> Supplied data
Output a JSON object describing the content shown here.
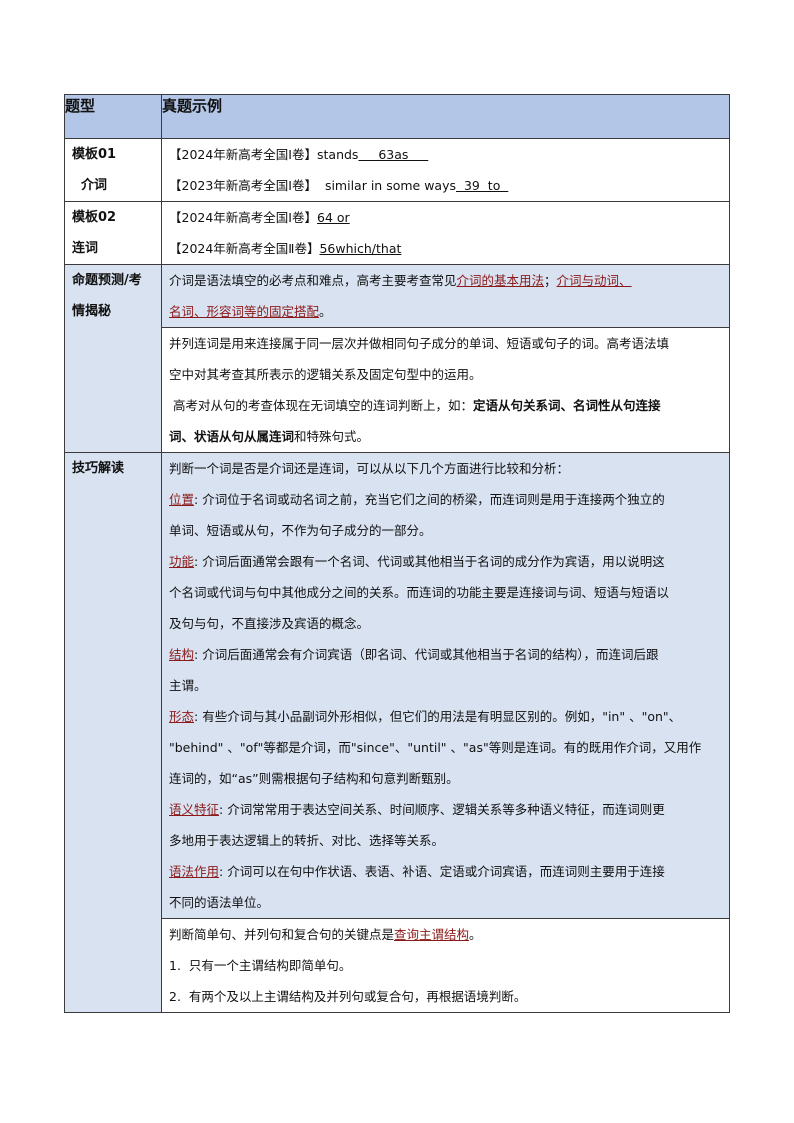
{
  "header": {
    "col1": "题型",
    "col2": "真题示例"
  },
  "row1": {
    "label_a": "模板01",
    "label_b": "介词",
    "ex1_pre": "【2024年新高考全国Ⅰ卷】stands",
    "ex1_ans": "     63as     ",
    "ex2_pre": "【2023年新高考全国Ⅰ卷】  similar in some ways",
    "ex2_ans": "  39  to  "
  },
  "row2": {
    "label_a": "模板02",
    "label_b": "连词",
    "ex1_pre": "【2024年新高考全国Ⅰ卷】",
    "ex1_ans": "64 or",
    "ex2_pre": "【2024年新高考全国Ⅱ卷】",
    "ex2_ans": "56which/that"
  },
  "row3": {
    "label_a": "命题预测/考",
    "label_b": "情揭秘",
    "p1_a": "介词是语法填空的必考点和难点，高考主要考查常见",
    "p1_u1": "介词的基本用法",
    "p1_b": "；",
    "p1_u2a": "介词与动词、",
    "p1_u2b": "名词、形容词等的固定搭配",
    "p1_c": "。"
  },
  "row4": {
    "l1": "并列连词是用来连接属于同一层次并做相同句子成分的单词、短语或句子的词。高考语法填",
    "l2": "空中对其考查其所表示的逻辑关系及固定句型中的运用。",
    "l3_a": " 高考对从句的考查体现在无词填空的连词判断上，如：",
    "l3_b": "定语从句关系词、名词性从句连接",
    "l4_a": "词、状语从句从属连词",
    "l4_b": "和特殊句式。"
  },
  "row5": {
    "label": "技巧解读",
    "l1": "判断一个词是否是介词还是连词，可以从以下几个方面进行比较和分析：",
    "pos_k": "位置",
    "pos_1": ": 介词位于名词或动名词之前，充当它们之间的桥梁，而连词则是用于连接两个独立的",
    "pos_2": "单词、短语或从句，不作为句子成分的一部分。",
    "fun_k": "功能",
    "fun_1": ": 介词后面通常会跟有一个名词、代词或其他相当于名词的成分作为宾语，用以说明这",
    "fun_2": "个名词或代词与句中其他成分之间的关系。而连词的功能主要是连接词与词、短语与短语以",
    "fun_3": "及句与句，不直接涉及宾语的概念。",
    "str_k": "结构",
    "str_1": ": 介词后面通常会有介词宾语（即名词、代词或其他相当于名词的结构），而连词后跟",
    "str_2": "主谓。",
    "mor_k": "形态",
    "mor_1": ": 有些介词与其小品副词外形相似，但它们的用法是有明显区别的。例如，\"in\" 、\"on\"、",
    "mor_2": "\"behind\" 、\"of\"等都是介词，而\"since\"、\"until\" 、\"as\"等则是连词。有的既用作介词，又用作",
    "mor_3": "连词的，如“as”则需根据句子结构和句意判断甄别。",
    "sem_k": "语义特征",
    "sem_1": ": 介词常常用于表达空间关系、时间顺序、逻辑关系等多种语义特征，而连词则更",
    "sem_2": "多地用于表达逻辑上的转折、对比、选择等关系。",
    "gra_k": "语法作用",
    "gra_1": ": 介词可以在句中作状语、表语、补语、定语或介词宾语，而连词则主要用于连接",
    "gra_2": "不同的语法单位。"
  },
  "row6": {
    "l1_a": "判断简单句、并列句和复合句的关键点是",
    "l1_u": "查询主谓结构",
    "l1_b": "。",
    "l2": "1.  只有一个主谓结构即简单句。",
    "l3": "2.  有两个及以上主谓结构及并列句或复合句，再根据语境判断。"
  }
}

> Set problem
Copy the records above exactly. The pictures are not part of the copy.

> The completed task
Output a JSON object describing the content shown here.
{
  "header": {
    "col1": "题型",
    "col2": "真题示例"
  },
  "row1": {
    "label_a": "模板01",
    "label_b": "介词",
    "ex1_pre": "【2024年新高考全国Ⅰ卷】stands",
    "ex1_ans": "     63as     ",
    "ex2_pre": "【2023年新高考全国Ⅰ卷】  similar in some ways",
    "ex2_ans": "  39  to  "
  },
  "row2": {
    "label_a": "模板02",
    "label_b": "连词",
    "ex1_pre": "【2024年新高考全国Ⅰ卷】",
    "ex1_ans": "64 or",
    "ex2_pre": "【2024年新高考全国Ⅱ卷】",
    "ex2_ans": "56which/that"
  },
  "row3": {
    "label_a": "命题预测/考",
    "label_b": "情揭秘",
    "p1_a": "介词是语法填空的必考点和难点，高考主要考查常见",
    "p1_u1": "介词的基本用法",
    "p1_b": "；",
    "p1_u2a": "介词与动词、",
    "p1_u2b": "名词、形容词等的固定搭配",
    "p1_c": "。"
  },
  "row4": {
    "l1": "并列连词是用来连接属于同一层次并做相同句子成分的单词、短语或句子的词。高考语法填",
    "l2": "空中对其考查其所表示的逻辑关系及固定句型中的运用。",
    "l3_a": " 高考对从句的考查体现在无词填空的连词判断上，如：",
    "l3_b": "定语从句关系词、名词性从句连接",
    "l4_a": "词、状语从句从属连词",
    "l4_b": "和特殊句式。"
  },
  "row5": {
    "label": "技巧解读",
    "l1": "判断一个词是否是介词还是连词，可以从以下几个方面进行比较和分析：",
    "pos_k": "位置",
    "pos_1": ": 介词位于名词或动名词之前，充当它们之间的桥梁，而连词则是用于连接两个独立的",
    "pos_2": "单词、短语或从句，不作为句子成分的一部分。",
    "fun_k": "功能",
    "fun_1": ": 介词后面通常会跟有一个名词、代词或其他相当于名词的成分作为宾语，用以说明这",
    "fun_2": "个名词或代词与句中其他成分之间的关系。而连词的功能主要是连接词与词、短语与短语以",
    "fun_3": "及句与句，不直接涉及宾语的概念。",
    "str_k": "结构",
    "str_1": ": 介词后面通常会有介词宾语（即名词、代词或其他相当于名词的结构），而连词后跟",
    "str_2": "主谓。",
    "mor_k": "形态",
    "mor_1": ": 有些介词与其小品副词外形相似，但它们的用法是有明显区别的。例如，\"in\" 、\"on\"、",
    "mor_2": "\"behind\" 、\"of\"等都是介词，而\"since\"、\"until\" 、\"as\"等则是连词。有的既用作介词，又用作",
    "mor_3": "连词的，如“as”则需根据句子结构和句意判断甄别。",
    "sem_k": "语义特征",
    "sem_1": ": 介词常常用于表达空间关系、时间顺序、逻辑关系等多种语义特征，而连词则更",
    "sem_2": "多地用于表达逻辑上的转折、对比、选择等关系。",
    "gra_k": "语法作用",
    "gra_1": ": 介词可以在句中作状语、表语、补语、定语或介词宾语，而连词则主要用于连接",
    "gra_2": "不同的语法单位。"
  },
  "row6": {
    "l1_a": "判断简单句、并列句和复合句的关键点是",
    "l1_u": "查询主谓结构",
    "l1_b": "。",
    "l2": "1.  只有一个主谓结构即简单句。",
    "l3": "2.  有两个及以上主谓结构及并列句或复合句，再根据语境判断。"
  }
}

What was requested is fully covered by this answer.